## Dataset records
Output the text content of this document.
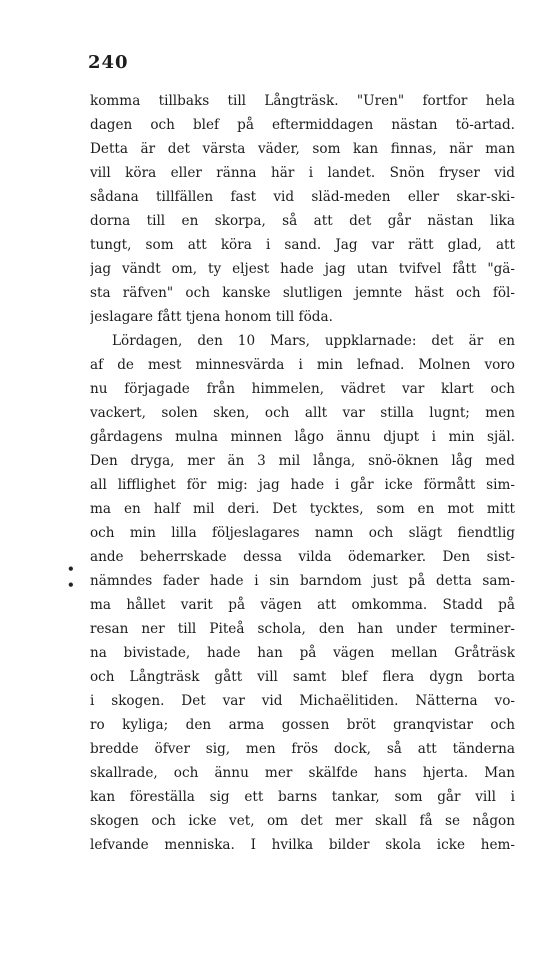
240
•
•
komma tillbaks till Långträsk. "Uren" fortfor hela
dagen och blef på eftermiddagen nästan tö-artad.
Detta är det värsta väder, som kan finnas, när man
vill köra eller ränna här i landet. Snön fryser vid
sådana tillfällen fast vid släd-meden eller skar-ski-
dorna till en skorpa, så att det går nästan lika
tungt, som att köra i sand. Jag var rätt glad, att
jag vändt om, ty eljest hade jag utan tvifvel fått "gä-
sta räfven" och kanske slutligen jemnte häst och föl-
jeslagare fått tjena honom till föda.
Lördagen, den 10 Mars, uppklarnade: det är en
af de mest minnesvärda i min lefnad. Molnen voro
nu förjagade från himmelen, vädret var klart och
vackert, solen sken, och allt var stilla lugnt; men
gårdagens mulna minnen lågo ännu djupt i min själ.
Den dryga, mer än 3 mil långa, snö-öknen låg med
all lifflighet för mig: jag hade i går icke förmått sim-
ma en half mil deri. Det tycktes, som en mot mitt
och min lilla följeslagares namn och slägt fiendtlig
ande beherrskade dessa vilda ödemarker. Den sist-
nämndes fader hade i sin barndom just på detta sam-
ma hållet varit på vägen att omkomma. Stadd på
resan ner till Piteå schola, den han under terminer-
na bivistade, hade han på vägen mellan Gråträsk
och Långträsk gått vill samt blef flera dygn borta
i skogen. Det var vid Michaëlitiden. Nätterna vo-
ro kyliga; den arma gossen bröt granqvistar och
bredde öfver sig, men frös dock, så att tänderna
skallrade, och ännu mer skälfde hans hjerta. Man
kan föreställa sig ett barns tankar, som går vill i
skogen och icke vet, om det mer skall få se någon
lefvande menniska. I hvilka bilder skola icke hem-
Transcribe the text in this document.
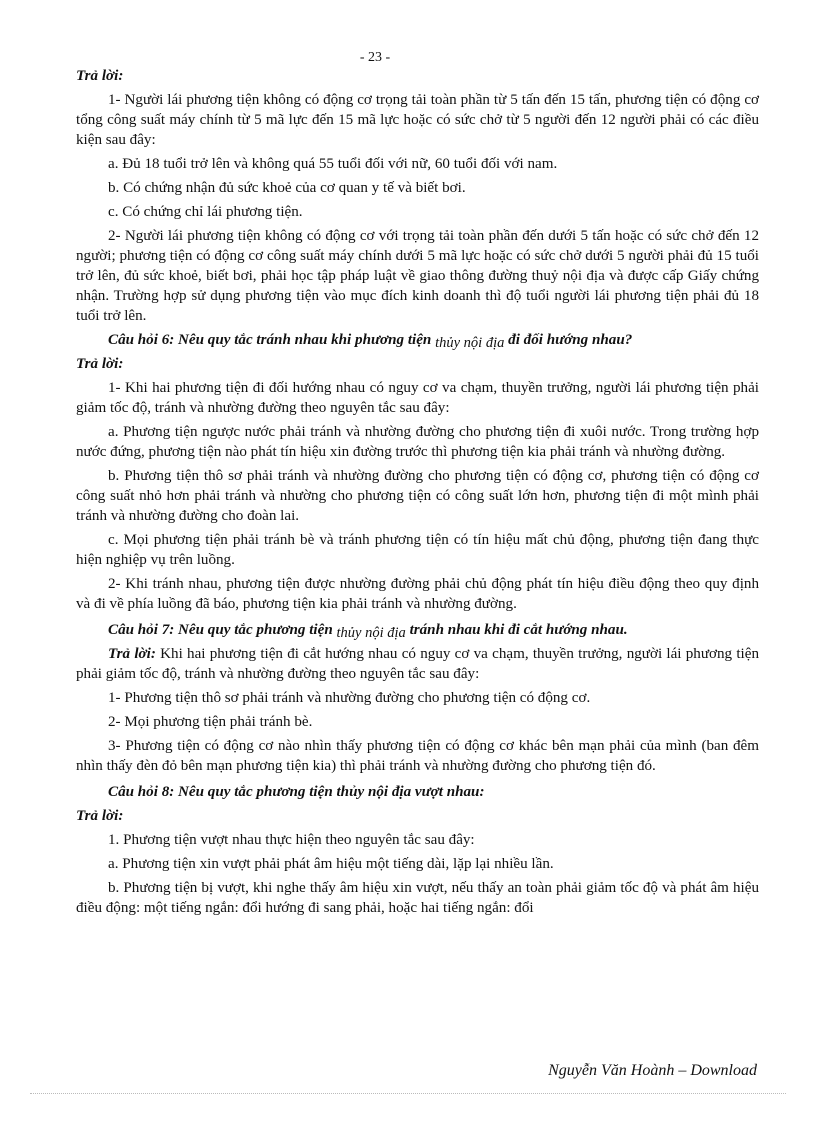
- 23 -

Trả lời:

1- Người lái phương tiện không có động cơ trọng tải toàn phần từ 5 tấn đến 15 tấn, phương tiện có động cơ tổng công suất máy chính từ 5 mã lực đến 15 mã lực hoặc có sức chở từ 5 người đến 12 người phải có các điều kiện sau đây:

a. Đủ 18 tuổi trở lên và không quá 55 tuổi đối với nữ, 60 tuổi đối với nam.

b. Có chứng nhận đủ sức khoẻ của cơ quan y tế và biết bơi.

c. Có chứng chỉ lái phương tiện.

2- Người lái phương tiện không có động cơ với trọng tải toàn phần đến dưới 5 tấn hoặc có sức chở đến 12 người; phương tiện có động cơ công suất máy chính dưới 5 mã lực hoặc có sức chở dưới 5 người phải đủ 15 tuổi trở lên, đủ sức khoẻ, biết bơi, phải học tập pháp luật về giao thông đường thuỷ nội địa và được cấp Giấy chứng nhận. Trường hợp sử dụng phương tiện vào mục đích kinh doanh thì độ tuổi người lái phương tiện phải đủ 18 tuổi trở lên.

Câu hỏi 6: Nêu quy tắc tránh nhau khi phương tiện thủy nội địa đi đối hướng nhau?

Trả lời:

1- Khi hai phương tiện đi đối hướng nhau có nguy cơ va chạm, thuyền trưởng, người lái phương tiện phải giảm tốc độ, tránh và nhường đường theo nguyên tắc sau đây:

a. Phương tiện ngược nước phải tránh và nhường đường cho phương tiện đi xuôi nước. Trong trường hợp nước đứng, phương tiện nào phát tín hiệu xin đường trước thì phương tiện kia phải tránh và nhường đường.

b. Phương tiện thô sơ phải tránh và nhường đường cho phương tiện có động cơ, phương tiện có động cơ công suất nhỏ hơn phải tránh và nhường cho phương tiện có công suất lớn hơn, phương tiện đi một mình phải tránh và nhường đường cho đoàn lai.

c. Mọi phương tiện phải tránh bè và tránh phương tiện có tín hiệu mất chủ động, phương tiện đang thực hiện nghiệp vụ trên luồng.

2- Khi tránh nhau, phương tiện được nhường đường phải chủ động phát tín hiệu điều động theo quy định và đi về phía luồng đã báo, phương tiện kia phải tránh và nhường đường.

Câu hỏi 7: Nêu quy tắc phương tiện thủy nội địa tránh nhau khi đi cắt hướng nhau.

Trả lời: Khi hai phương tiện đi cắt hướng nhau có nguy cơ va chạm, thuyền trưởng, người lái phương tiện phải giảm tốc độ, tránh và nhường đường theo nguyên tắc sau đây:

1- Phương tiện thô sơ phải tránh và nhường đường cho phương tiện có động cơ.

2- Mọi phương tiện phải tránh bè.

3- Phương tiện có động cơ nào nhìn thấy phương tiện có động cơ khác bên mạn phải của mình (ban đêm nhìn thấy đèn đỏ bên mạn phương tiện kia) thì phải tránh và nhường đường cho phương tiện đó.

Câu hỏi 8: Nêu quy tắc phương tiện thủy nội địa vượt nhau:

Trả lời:

1. Phương tiện vượt nhau thực hiện theo nguyên tắc sau đây:

a. Phương tiện xin vượt phải phát âm hiệu một tiếng dài, lặp lại nhiều lần.

b. Phương tiện bị vượt, khi nghe thấy âm hiệu xin vượt, nếu thấy an toàn phải giảm tốc độ và phát âm hiệu điều động: một tiếng ngắn: đổi hướng đi sang phải, hoặc hai tiếng ngắn: đổi

Nguyễn Văn Hoành – Download
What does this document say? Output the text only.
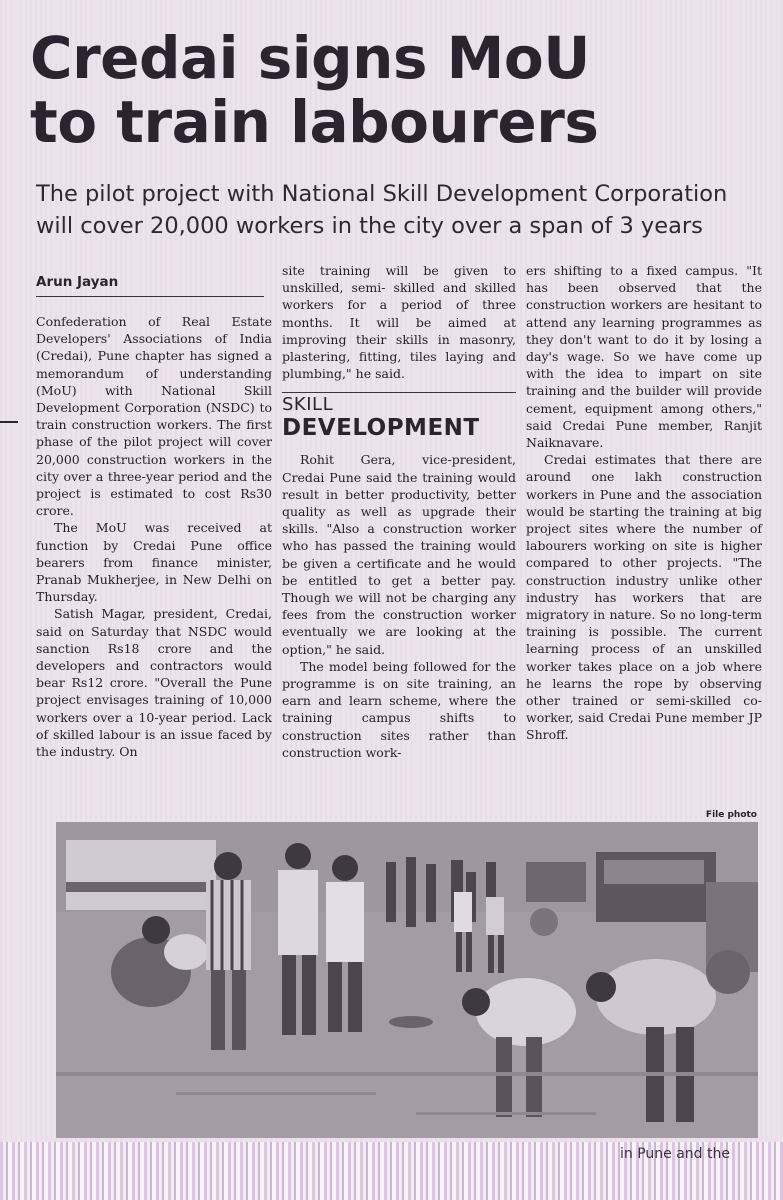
Credai signs MoU
to train labourers
The pilot project with National Skill Development Corporation
will cover 20,000 workers in the city over a span of 3 years
Arun Jayan

Confederation of Real Estate Developers' Associations of India (Credai), Pune chapter has signed a memorandum of understanding (MoU) with National Skill Development Corporation (NSDC) to train construction workers. The first phase of the pilot project will cover 20,000 construction workers in the city over a three-year period and the project is estimated to cost Rs30 crore.

The MoU was received at function by Credai Pune office bearers from finance minister, Pranab Mukherjee, in New Delhi on Thursday.

Satish Magar, president, Credai, said on Saturday that NSDC would sanction Rs18 crore and the developers and contractors would bear Rs12 crore. "Overall the Pune project envisages training of 10,000 workers over a 10-year period. Lack of skilled labour is an issue faced by the industry. On

site training will be given to unskilled, semi- skilled and skilled workers for a period of three months. It will be aimed at improving their skills in masonry, plastering, fitting, tiles laying and plumbing," he said.

SKILL
DEVELOPMENT

Rohit Gera, vice-president, Credai Pune said the training would result in better productivity, better quality as well as upgrade their skills. "Also a construction worker who has passed the training would be given a certificate and he would be entitled to get a better pay. Though we will not be charging any fees from the construction worker eventually we are looking at the option," he said.

The model being followed for the programme is on site training, an earn and learn scheme, where the training campus shifts to construction sites rather than construction work-

ers shifting to a fixed campus. "It has been observed that the construction workers are hesitant to attend any learning programmes as they don't want to do it by losing a day's wage. So we have come up with the idea to impart on site training and the builder will provide cement, equipment among others," said Credai Pune member, Ranjit Naiknavare.

Credai estimates that there are around one lakh construction workers in Pune and the association would be starting the training at big project sites where the number of labourers working on site is higher compared to other projects. "The construction industry unlike other industry has workers that are migratory in nature. So no long-term training is possible. The current learning process of an unskilled worker takes place on a job where he learns the rope by observing other trained or semi-skilled co-worker, said Credai Pune member JP Shroff.

File photo
in Pune and the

## Exercise description
Output the entries above exactly, without their pictures.

## Exercise result
Output the text content of this document.
240
•
•
komma tillbaks till Långträsk. "Uren" fortfor hela
dagen och blef på eftermiddagen nästan tö-artad.
Detta är det värsta väder, som kan finnas, när man
vill köra eller ränna här i landet. Snön fryser vid
sådana tillfällen fast vid släd-meden eller skar-ski-
dorna till en skorpa, så att det går nästan lika
tungt, som att köra i sand. Jag var rätt glad, att
jag vändt om, ty eljest hade jag utan tvifvel fått "gä-
sta räfven" och kanske slutligen jemnte häst och föl-
jeslagare fått tjena honom till föda.
Lördagen, den 10 Mars, uppklarnade: det är en
af de mest minnesvärda i min lefnad. Molnen voro
nu förjagade från himmelen, vädret var klart och
vackert, solen sken, och allt var stilla lugnt; men
gårdagens mulna minnen lågo ännu djupt i min själ.
Den dryga, mer än 3 mil långa, snö-öknen låg med
all lifflighet för mig: jag hade i går icke förmått sim-
ma en half mil deri. Det tycktes, som en mot mitt
och min lilla följeslagares namn och slägt fiendtlig
ande beherrskade dessa vilda ödemarker. Den sist-
nämndes fader hade i sin barndom just på detta sam-
ma hållet varit på vägen att omkomma. Stadd på
resan ner till Piteå schola, den han under terminer-
na bivistade, hade han på vägen mellan Gråträsk
och Långträsk gått vill samt blef flera dygn borta
i skogen. Det var vid Michaëlitiden. Nätterna vo-
ro kyliga; den arma gossen bröt granqvistar och
bredde öfver sig, men frös dock, så att tänderna
skallrade, och ännu mer skälfde hans hjerta. Man
kan föreställa sig ett barns tankar, som går vill i
skogen och icke vet, om det mer skall få se någon
lefvande menniska. I hvilka bilder skola icke hem-
Transcribe the text in this document.
- 23 -

Trả lời:

1- Người lái phương tiện không có động cơ trọng tải toàn phần từ 5 tấn đến 15 tấn, phương tiện có động cơ tổng công suất máy chính từ 5 mã lực đến 15 mã lực hoặc có sức chở từ 5 người đến 12 người phải có các điều kiện sau đây:

a. Đủ 18 tuổi trở lên và không quá 55 tuổi đối với nữ, 60 tuổi đối với nam.

b. Có chứng nhận đủ sức khoẻ của cơ quan y tế và biết bơi.

c. Có chứng chỉ lái phương tiện.

2- Người lái phương tiện không có động cơ với trọng tải toàn phần đến dưới 5 tấn hoặc có sức chở đến 12 người; phương tiện có động cơ công suất máy chính dưới 5 mã lực hoặc có sức chở dưới 5 người phải đủ 15 tuổi trở lên, đủ sức khoẻ, biết bơi, phải học tập pháp luật về giao thông đường thuỷ nội địa và được cấp Giấy chứng nhận. Trường hợp sử dụng phương tiện vào mục đích kinh doanh thì độ tuổi người lái phương tiện phải đủ 18 tuổi trở lên.

Câu hỏi 6: Nêu quy tắc tránh nhau khi phương tiện thủy nội địa đi đối hướng nhau?

Trả lời:

1- Khi hai phương tiện đi đối hướng nhau có nguy cơ va chạm, thuyền trưởng, người lái phương tiện phải giảm tốc độ, tránh và nhường đường theo nguyên tắc sau đây:

a. Phương tiện ngược nước phải tránh và nhường đường cho phương tiện đi xuôi nước. Trong trường hợp nước đứng, phương tiện nào phát tín hiệu xin đường trước thì phương tiện kia phải tránh và nhường đường.

b. Phương tiện thô sơ phải tránh và nhường đường cho phương tiện có động cơ, phương tiện có động cơ công suất nhỏ hơn phải tránh và nhường cho phương tiện có công suất lớn hơn, phương tiện đi một mình phải tránh và nhường đường cho đoàn lai.

c. Mọi phương tiện phải tránh bè và tránh phương tiện có tín hiệu mất chủ động, phương tiện đang thực hiện nghiệp vụ trên luồng.

2- Khi tránh nhau, phương tiện được nhường đường phải chủ động phát tín hiệu điều động theo quy định và đi về phía luồng đã báo, phương tiện kia phải tránh và nhường đường.

Câu hỏi 7: Nêu quy tắc phương tiện thủy nội địa tránh nhau khi đi cắt hướng nhau.

Trả lời: Khi hai phương tiện đi cắt hướng nhau có nguy cơ va chạm, thuyền trưởng, người lái phương tiện phải giảm tốc độ, tránh và nhường đường theo nguyên tắc sau đây:

1- Phương tiện thô sơ phải tránh và nhường đường cho phương tiện có động cơ.

2- Mọi phương tiện phải tránh bè.

3- Phương tiện có động cơ nào nhìn thấy phương tiện có động cơ khác bên mạn phải của mình (ban đêm nhìn thấy đèn đỏ bên mạn phương tiện kia) thì phải tránh và nhường đường cho phương tiện đó.

Câu hỏi 8: Nêu quy tắc phương tiện thủy nội địa vượt nhau:

Trả lời:

1. Phương tiện vượt nhau thực hiện theo nguyên tắc sau đây:

a. Phương tiện xin vượt phải phát âm hiệu một tiếng dài, lặp lại nhiều lần.

b. Phương tiện bị vượt, khi nghe thấy âm hiệu xin vượt, nếu thấy an toàn phải giảm tốc độ và phát âm hiệu điều động: một tiếng ngắn: đổi hướng đi sang phải, hoặc hai tiếng ngắn: đổi

Nguyễn Văn Hoành – Download
What does this document say? Output the text only.
Credai signs MoU
to train labourers
The pilot project with National Skill Development Corporation
will cover 20,000 workers in the city over a span of 3 years
Arun Jayan

Confederation of Real Estate Developers' Associations of India (Credai), Pune chapter has signed a memorandum of understanding (MoU) with National Skill Development Corporation (NSDC) to train construction workers. The first phase of the pilot project will cover 20,000 construction workers in the city over a three-year period and the project is estimated to cost Rs30 crore.

The MoU was received at function by Credai Pune office bearers from finance minister, Pranab Mukherjee, in New Delhi on Thursday.

Satish Magar, president, Credai, said on Saturday that NSDC would sanction Rs18 crore and the developers and contractors would bear Rs12 crore. "Overall the Pune project envisages training of 10,000 workers over a 10-year period. Lack of skilled labour is an issue faced by the industry. On

site training will be given to unskilled, semi- skilled and skilled workers for a period of three months. It will be aimed at improving their skills in masonry, plastering, fitting, tiles laying and plumbing," he said.

SKILL
DEVELOPMENT

Rohit Gera, vice-president, Credai Pune said the training would result in better productivity, better quality as well as upgrade their skills. "Also a construction worker who has passed the training would be given a certificate and he would be entitled to get a better pay. Though we will not be charging any fees from the construction worker eventually we are looking at the option," he said.

The model being followed for the programme is on site training, an earn and learn scheme, where the training campus shifts to construction sites rather than construction work-

ers shifting to a fixed campus. "It has been observed that the construction workers are hesitant to attend any learning programmes as they don't want to do it by losing a day's wage. So we have come up with the idea to impart on site training and the builder will provide cement, equipment among others," said Credai Pune member, Ranjit Naiknavare.

Credai estimates that there are around one lakh construction workers in Pune and the association would be starting the training at big project sites where the number of labourers working on site is higher compared to other projects. "The construction industry unlike other industry has workers that are migratory in nature. So no long-term training is possible. The current learning process of an unskilled worker takes place on a job where he learns the rope by observing other trained or semi-skilled co-worker, said Credai Pune member JP Shroff.

File photo
in Pune and the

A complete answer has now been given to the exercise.